**TASK OBJECTIVE:** Change every "edit-link" in the material below to "modify-link" and write the lines back with everything else unchanged. Leave out the pictures.

**RECORD LIST:**
○ ○ ○ ○ ○

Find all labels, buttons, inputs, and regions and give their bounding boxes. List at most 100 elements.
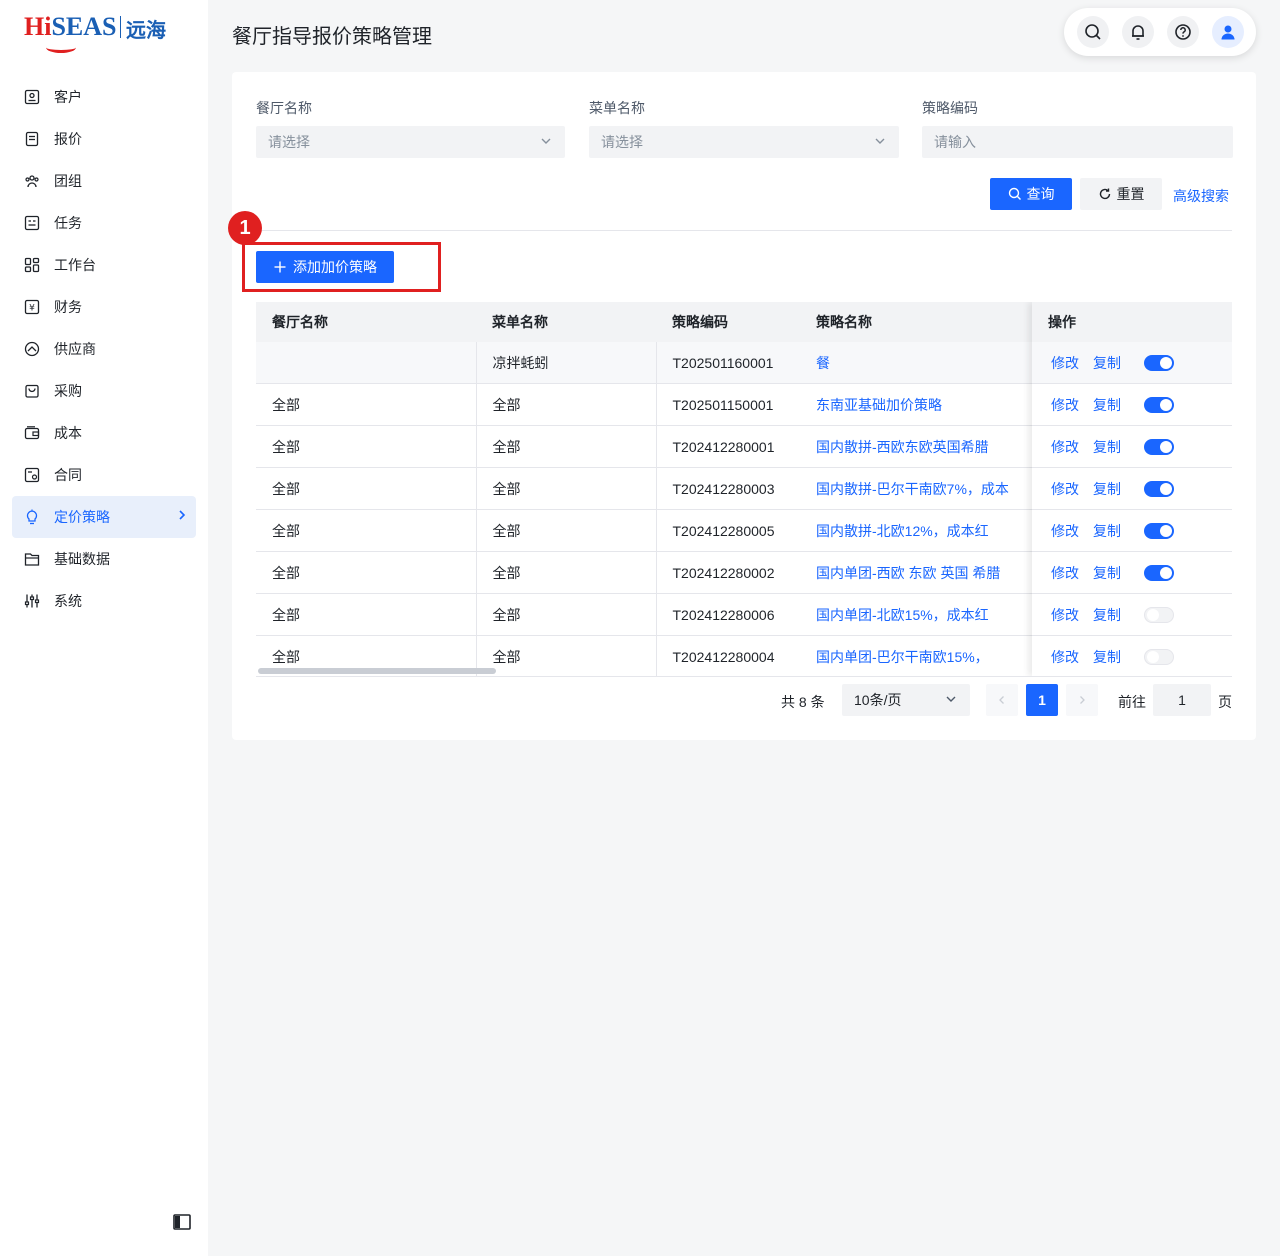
- enable-toggle[interactable]: [1144, 523, 1174, 539]
- cell-menu: 全部: [475, 383, 656, 426]
- sidebar-item-label: 系统: [54, 593, 82, 609]
- prev-page-button[interactable]: [986, 684, 1018, 716]
- quote-icon: [25, 131, 39, 147]
- sidebar-item-5[interactable]: ¥ 财务: [12, 286, 196, 328]
- copy-link[interactable]: 复制: [1093, 647, 1121, 667]
- strategy-table-grid: 餐厅名称 菜单名称 策略编码 策略名称 有效 凉拌蚝蚓T202501160001…: [256, 302, 1085, 676]
- edit-link[interactable]: 修改: [1051, 479, 1079, 499]
- sidebar-item-label: 任务: [54, 215, 82, 231]
- lightbulb-icon: [26, 509, 38, 525]
- enable-toggle[interactable]: [1144, 397, 1174, 413]
- cell-strategy-name-link[interactable]: 国内单团-巴尔干南欧15%，: [804, 635, 1025, 676]
- sidebar-item-label: 团组: [54, 173, 82, 189]
- sidebar-item-7[interactable]: 采购: [12, 370, 196, 412]
- brand-logo-divider: [120, 16, 121, 38]
- task-icon: [24, 215, 40, 231]
- settings-sliders-icon: [24, 594, 40, 608]
- table-row: 全部全部T202412280006国内单团-北欧15%，成本红按日: [256, 593, 1085, 636]
- restaurant-select[interactable]: 请选择: [256, 126, 565, 158]
- reset-button-label: 重置: [1116, 186, 1145, 202]
- supplier-icon: [24, 341, 40, 357]
- cell-code: T202412280006: [655, 593, 804, 636]
- cell-restaurant: 全部: [256, 509, 476, 552]
- sidebar-item-11[interactable]: 基础数据: [12, 538, 196, 580]
- search-button[interactable]: [1076, 16, 1109, 48]
- operations-row: 修改 复制: [1032, 468, 1232, 510]
- goto-page-input[interactable]: 1: [1153, 684, 1211, 716]
- restaurant-select-placeholder: 请选择: [268, 134, 310, 150]
- enable-toggle[interactable]: [1144, 355, 1174, 371]
- user-avatar-button[interactable]: [1211, 16, 1244, 48]
- chevron-left-icon: [999, 696, 1004, 704]
- sidebar-item-8[interactable]: 成本: [12, 412, 196, 454]
- annotation-highlight-box: [242, 242, 441, 292]
- page-number-current[interactable]: 1: [1026, 684, 1058, 716]
- menu-select[interactable]: 请选择: [589, 126, 899, 158]
- edit-link[interactable]: 修改: [1051, 563, 1079, 583]
- copy-link[interactable]: 复制: [1093, 353, 1121, 373]
- copy-link[interactable]: 复制: [1093, 437, 1121, 457]
- enable-toggle[interactable]: [1144, 481, 1174, 497]
- page-size-select[interactable]: 10条/页: [842, 684, 970, 716]
- column-header-code[interactable]: 策略编码: [656, 302, 804, 342]
- help-button[interactable]: [1166, 16, 1199, 48]
- column-header-restaurant[interactable]: 餐厅名称: [256, 302, 476, 342]
- sidebar-collapse-icon[interactable]: [172, 1212, 192, 1232]
- enable-toggle[interactable]: [1144, 607, 1174, 623]
- cell-code: T202501150001: [655, 383, 804, 426]
- sidebar-item-label: 采购: [54, 383, 82, 399]
- notification-button[interactable]: [1121, 16, 1154, 48]
- sidebar-item-4[interactable]: 工作台: [12, 244, 196, 286]
- search-icon: [1084, 24, 1101, 40]
- query-button[interactable]: 查询: [990, 178, 1072, 210]
- table-row: 全部全部T202412280002国内单团-西欧 东欧 英国 希腊按日: [256, 551, 1085, 594]
- sidebar-item-1[interactable]: 报价: [12, 118, 196, 160]
- edit-link[interactable]: 修改: [1051, 647, 1079, 667]
- edit-link[interactable]: 修改: [1051, 605, 1079, 625]
- sidebar-item-label: 财务: [54, 299, 82, 315]
- cell-menu: 全部: [475, 425, 656, 468]
- cell-strategy-name-link[interactable]: 国内单团-北欧15%，成本红: [804, 593, 1025, 636]
- cell-strategy-name-link[interactable]: 国内单团-西欧 东欧 英国 希腊: [804, 551, 1025, 594]
- cell-strategy-name-link[interactable]: 国内散拼-北欧12%，成本红: [804, 509, 1025, 552]
- edit-link[interactable]: 修改: [1051, 395, 1079, 415]
- sidebar-item-12[interactable]: 系统: [12, 580, 196, 622]
- sidebar-item-9[interactable]: 合同: [12, 454, 196, 496]
- copy-link[interactable]: 复制: [1093, 605, 1121, 625]
- sidebar-item-2[interactable]: 团组: [12, 160, 196, 202]
- copy-link[interactable]: 复制: [1093, 395, 1121, 415]
- copy-link[interactable]: 复制: [1093, 563, 1121, 583]
- copy-link[interactable]: 复制: [1093, 479, 1121, 499]
- help-icon: [1174, 24, 1191, 40]
- sidebar-nav: 客户 报价团组任务工作台 ¥ 财务供应商采购成本 合同 定价策略基础数据系统: [12, 76, 196, 622]
- cell-strategy-name-link[interactable]: 东南亚基础加价策略: [804, 383, 1025, 426]
- enable-toggle[interactable]: [1144, 439, 1174, 455]
- code-input[interactable]: 请输入: [922, 126, 1233, 158]
- sidebar-item-6[interactable]: 供应商: [12, 328, 196, 370]
- cell-strategy-name-link[interactable]: 餐: [804, 342, 1025, 384]
- cell-restaurant: 全部: [256, 383, 476, 426]
- edit-link[interactable]: 修改: [1051, 353, 1079, 373]
- enable-toggle[interactable]: [1144, 565, 1174, 581]
- reset-button[interactable]: 重置: [1080, 178, 1162, 210]
- edit-link[interactable]: 修改: [1051, 521, 1079, 541]
- sidebar-item-10[interactable]: 定价策略: [12, 496, 196, 538]
- cell-strategy-name-link[interactable]: 国内散拼-巴尔干南欧7%，成本: [804, 467, 1025, 510]
- advanced-search-link[interactable]: 高级搜索: [1173, 186, 1229, 206]
- horizontal-scrollbar[interactable]: [258, 668, 496, 674]
- cell-menu: 凉拌蚝蚓: [475, 342, 656, 384]
- edit-link[interactable]: 修改: [1051, 437, 1079, 457]
- enable-toggle[interactable]: [1144, 649, 1174, 665]
- cell-menu: 全部: [475, 635, 656, 676]
- column-header-name[interactable]: 策略名称: [804, 302, 1025, 342]
- svg-text:¥: ¥: [29, 304, 35, 314]
- page-title: 餐厅指导报价策略管理: [232, 26, 432, 48]
- sidebar-item-label: 基础数据: [54, 551, 110, 567]
- column-header-menu[interactable]: 菜单名称: [476, 302, 656, 342]
- cell-strategy-name-link[interactable]: 国内散拼-西欧东欧英国希腊: [804, 425, 1025, 468]
- sidebar-item-3[interactable]: 任务: [12, 202, 196, 244]
- brand-logo[interactable]: HiSEAS 远海: [24, 12, 174, 53]
- copy-link[interactable]: 复制: [1093, 521, 1121, 541]
- next-page-button[interactable]: [1066, 684, 1098, 716]
- sidebar-item-0[interactable]: 客户: [12, 76, 196, 118]
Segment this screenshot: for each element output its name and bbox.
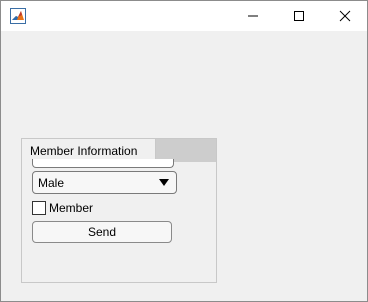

○ ○ ○ ○ ○

**WRITTEN RESPONSE:**
Find all labels, buttons, inputs, and regions and give their bounding boxes. List at most 100 elements.
- enable-toggle[interactable]: [1144, 523, 1174, 539]
- cell-menu: 全部: [475, 383, 656, 426]
- sidebar-item-label: 系统: [54, 593, 82, 609]
- prev-page-button[interactable]: [986, 684, 1018, 716]
- quote-icon: [25, 131, 39, 147]
- sidebar-item-5[interactable]: ¥ 财务: [12, 286, 196, 328]
- copy-link[interactable]: 复制: [1093, 647, 1121, 667]
- strategy-table-grid: 餐厅名称 菜单名称 策略编码 策略名称 有效 凉拌蚝蚓T202501160001…: [256, 302, 1085, 676]
- modify-link[interactable]: 修改: [1051, 479, 1079, 499]
- sidebar-item-label: 任务: [54, 215, 82, 231]
- lightbulb-icon: [26, 509, 38, 525]
- enable-toggle[interactable]: [1144, 397, 1174, 413]
- cell-strategy-name-link[interactable]: 国内单团-巴尔干南欧15%，: [804, 635, 1025, 676]
- sidebar-item-label: 团组: [54, 173, 82, 189]
- sidebar-item-7[interactable]: 采购: [12, 370, 196, 412]
- brand-logo-divider: [120, 16, 121, 38]
- task-icon: [24, 215, 40, 231]
- settings-sliders-icon: [24, 594, 40, 608]
- table-row: 全部全部T202412280006国内单团-北欧15%，成本红按日: [256, 593, 1085, 636]
- restaurant-select[interactable]: 请选择: [256, 126, 565, 158]
- reset-button-label: 重置: [1116, 186, 1145, 202]
- supplier-icon: [24, 341, 40, 357]
- cell-code: T202412280006: [655, 593, 804, 636]
- cell-restaurant: 全部: [256, 509, 476, 552]
- sidebar-item-11[interactable]: 基础数据: [12, 538, 196, 580]
- search-button[interactable]: [1076, 16, 1109, 48]
- operations-row: 修改 复制: [1032, 468, 1232, 510]
- goto-page-input[interactable]: 1: [1153, 684, 1211, 716]
- restaurant-select-placeholder: 请选择: [268, 134, 310, 150]
- enable-toggle[interactable]: [1144, 355, 1174, 371]
- user-avatar-button[interactable]: [1211, 16, 1244, 48]
- chevron-left-icon: [999, 696, 1004, 704]
- sidebar-item-8[interactable]: 成本: [12, 412, 196, 454]
- annotation-highlight-box: [242, 242, 441, 292]
- page-number-current[interactable]: 1: [1026, 684, 1058, 716]
- menu-select[interactable]: 请选择: [589, 126, 899, 158]
- modify-link[interactable]: 修改: [1051, 563, 1079, 583]
- copy-link[interactable]: 复制: [1093, 353, 1121, 373]
- copy-link[interactable]: 复制: [1093, 437, 1121, 457]
- enable-toggle[interactable]: [1144, 481, 1174, 497]
- page-size-select[interactable]: 10条/页: [842, 684, 970, 716]
- column-header-code[interactable]: 策略编码: [656, 302, 804, 342]
- help-button[interactable]: [1166, 16, 1199, 48]
- column-header-restaurant[interactable]: 餐厅名称: [256, 302, 476, 342]
- sidebar-collapse-icon[interactable]: [172, 1212, 192, 1232]
- enable-toggle[interactable]: [1144, 607, 1174, 623]
- cell-code: T202501150001: [655, 383, 804, 426]
- sidebar-item-label: 采购: [54, 383, 82, 399]
- notification-button[interactable]: [1121, 16, 1154, 48]
- sidebar-item-4[interactable]: 工作台: [12, 244, 196, 286]
- search-icon: [1084, 24, 1101, 40]
- query-button[interactable]: 查询: [990, 178, 1072, 210]
- table-row: 全部全部T202412280002国内单团-西欧 东欧 英国 希腊按日: [256, 551, 1085, 594]
- sidebar-item-1[interactable]: 报价: [12, 118, 196, 160]
- modify-link[interactable]: 修改: [1051, 647, 1079, 667]
- modify-link[interactable]: 修改: [1051, 605, 1079, 625]
- sidebar-item-label: 财务: [54, 299, 82, 315]
- cell-menu: 全部: [475, 425, 656, 468]
- cell-strategy-name-link[interactable]: 国内单团-北欧15%，成本红: [804, 593, 1025, 636]
- cell-strategy-name-link[interactable]: 国内单团-西欧 东欧 英国 希腊: [804, 551, 1025, 594]
- cell-strategy-name-link[interactable]: 国内散拼-北欧12%，成本红: [804, 509, 1025, 552]
- modify-link[interactable]: 修改: [1051, 395, 1079, 415]
- sidebar-item-12[interactable]: 系统: [12, 580, 196, 622]
- sidebar-item-9[interactable]: 合同: [12, 454, 196, 496]
- copy-link[interactable]: 复制: [1093, 605, 1121, 625]
- sidebar-item-2[interactable]: 团组: [12, 160, 196, 202]
- copy-link[interactable]: 复制: [1093, 395, 1121, 415]
- copy-link[interactable]: 复制: [1093, 563, 1121, 583]
- copy-link[interactable]: 复制: [1093, 479, 1121, 499]
- help-icon: [1174, 24, 1191, 40]
- sidebar-nav: 客户 报价团组任务工作台 ¥ 财务供应商采购成本 合同 定价策略基础数据系统: [12, 76, 196, 622]
- cell-strategy-name-link[interactable]: 东南亚基础加价策略: [804, 383, 1025, 426]
- enable-toggle[interactable]: [1144, 439, 1174, 455]
- code-input[interactable]: 请输入: [922, 126, 1233, 158]
- sidebar-item-6[interactable]: 供应商: [12, 328, 196, 370]
- cell-strategy-name-link[interactable]: 餐: [804, 342, 1025, 384]
- cell-restaurant: 全部: [256, 383, 476, 426]
- modify-link[interactable]: 修改: [1051, 353, 1079, 373]
- enable-toggle[interactable]: [1144, 565, 1174, 581]
- reset-button[interactable]: 重置: [1080, 178, 1162, 210]
- modify-link[interactable]: 修改: [1051, 521, 1079, 541]
- sidebar-item-10[interactable]: 定价策略: [12, 496, 196, 538]
- cell-strategy-name-link[interactable]: 国内散拼-巴尔干南欧7%，成本: [804, 467, 1025, 510]
- advanced-search-link[interactable]: 高级搜索: [1173, 186, 1229, 206]
- horizontal-scrollbar[interactable]: [258, 668, 496, 674]
- cell-menu: 凉拌蚝蚓: [475, 342, 656, 384]
- modify-link[interactable]: 修改: [1051, 437, 1079, 457]
- enable-toggle[interactable]: [1144, 649, 1174, 665]
- cell-menu: 全部: [475, 635, 656, 676]
- column-header-name[interactable]: 策略名称: [804, 302, 1025, 342]
- svg-text:¥: ¥: [29, 304, 35, 314]
- page-title: 餐厅指导报价策略管理: [232, 26, 432, 48]
- sidebar-item-label: 基础数据: [54, 551, 110, 567]
- column-header-menu[interactable]: 菜单名称: [476, 302, 656, 342]
- cell-strategy-name-link[interactable]: 国内散拼-西欧东欧英国希腊: [804, 425, 1025, 468]
- sidebar-item-3[interactable]: 任务: [12, 202, 196, 244]
- brand-logo[interactable]: HiSEAS 远海: [24, 12, 174, 53]
- copy-link[interactable]: 复制: [1093, 521, 1121, 541]
- next-page-button[interactable]: [1066, 684, 1098, 716]
- sidebar-item-0[interactable]: 客户: [12, 76, 196, 118]
Segment this screenshot: for each element output its name and bbox.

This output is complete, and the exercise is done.